Problem statement
Exactly reproduce the lines that follow.

......

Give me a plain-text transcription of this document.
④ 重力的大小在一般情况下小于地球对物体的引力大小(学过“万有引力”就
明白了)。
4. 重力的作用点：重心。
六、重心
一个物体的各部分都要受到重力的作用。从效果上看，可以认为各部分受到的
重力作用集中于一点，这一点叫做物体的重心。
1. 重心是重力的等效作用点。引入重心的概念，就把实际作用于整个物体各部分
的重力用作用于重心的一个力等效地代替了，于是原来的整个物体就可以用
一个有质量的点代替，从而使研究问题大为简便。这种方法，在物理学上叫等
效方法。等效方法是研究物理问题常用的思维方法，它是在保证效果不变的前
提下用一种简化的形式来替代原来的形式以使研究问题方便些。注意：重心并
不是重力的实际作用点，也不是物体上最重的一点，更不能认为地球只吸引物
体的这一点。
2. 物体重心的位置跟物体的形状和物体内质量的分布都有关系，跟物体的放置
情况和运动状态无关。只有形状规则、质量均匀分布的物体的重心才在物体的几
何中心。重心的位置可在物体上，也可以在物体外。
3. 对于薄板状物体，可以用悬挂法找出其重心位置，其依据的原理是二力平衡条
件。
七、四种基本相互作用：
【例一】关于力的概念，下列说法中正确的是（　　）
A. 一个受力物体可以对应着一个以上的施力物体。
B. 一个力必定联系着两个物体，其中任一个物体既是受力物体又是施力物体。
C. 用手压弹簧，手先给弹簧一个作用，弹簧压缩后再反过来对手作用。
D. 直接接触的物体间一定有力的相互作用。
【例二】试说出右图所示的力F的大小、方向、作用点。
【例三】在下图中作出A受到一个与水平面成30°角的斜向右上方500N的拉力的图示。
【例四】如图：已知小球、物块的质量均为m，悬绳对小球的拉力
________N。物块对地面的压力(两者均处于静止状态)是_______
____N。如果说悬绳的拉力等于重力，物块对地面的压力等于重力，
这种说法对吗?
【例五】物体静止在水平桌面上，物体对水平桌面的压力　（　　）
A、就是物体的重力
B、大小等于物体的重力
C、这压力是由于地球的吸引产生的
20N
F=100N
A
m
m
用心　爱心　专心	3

......

Result for this exercise
Give me a plain-text transcription of this document.
④ 重力的大小在一般情况下小于地球对物体的引力大小(学过“万有引力”就
明白了)。
4. 重力的作用点：重心。
六、重心
一个物体的各部分都要受到重力的作用。从效果上看，可以认为各部分受到的
重力作用集中于一点，这一点叫做物体的重心。
1. 重心是重力的等效作用点。引入重心的概念，就把实际作用于整个物体各部分
的重力用作用于重心的一个力等效地代替了，于是原来的整个物体就可以用
一个有质量的点代替，从而使研究问题大为简便。这种方法，在物理学上叫等
效方法。等效方法是研究物理问题常用的思维方法，它是在保证效果不变的前
提下用一种简化的形式来替代原来的形式以使研究问题方便些。注意：重心并
不是重力的实际作用点，也不是物体上最重的一点，更不能认为地球只吸引物
体的这一点。
2. 物体重心的位置跟物体的形状和物体内质量的分布都有关系，跟物体的放置
情况和运动状态无关。只有形状规则、质量均匀分布的物体的重心才在物体的几
何中心。重心的位置可在物体上，也可以在物体外。
3. 对于薄板状物体，可以用悬挂法找出其重心位置，其依据的原理是二力平衡条
件。
七、四种基本相互作用：
【例一】关于力的概念，下列说法中正确的是（　　）
A. 一个受力物体可以对应着一个以上的施力物体。
B. 一个力必定联系着两个物体，其中任一个物体既是受力物体又是施力物体。
C. 用手压弹簧，手先给弹簧一个作用，弹簧压缩后再反过来对手作用。
D. 直接接触的物体间一定有力的相互作用。
【例二】试说出右图所示的力F的大小、方向、作用点。
【例三】在下图中作出A受到一个与水平面成30°角的斜向右上方500N的拉力的图示。
【例四】如图：已知小球、物块的质量均为m，悬绳对小球的拉力
________N。物块对地面的压力(两者均处于静止状态)是_______
____N。如果说悬绳的拉力等于重力，物块对地面的压力等于重力，
这种说法对吗?
【例五】物体静止在水平桌面上，物体对水平桌面的压力　（　　）
A、就是物体的重力
B、大小等于物体的重力
C、这压力是由于地球的吸引产生的
20N
F=100N
A
m
m
用心　爱心　专心	3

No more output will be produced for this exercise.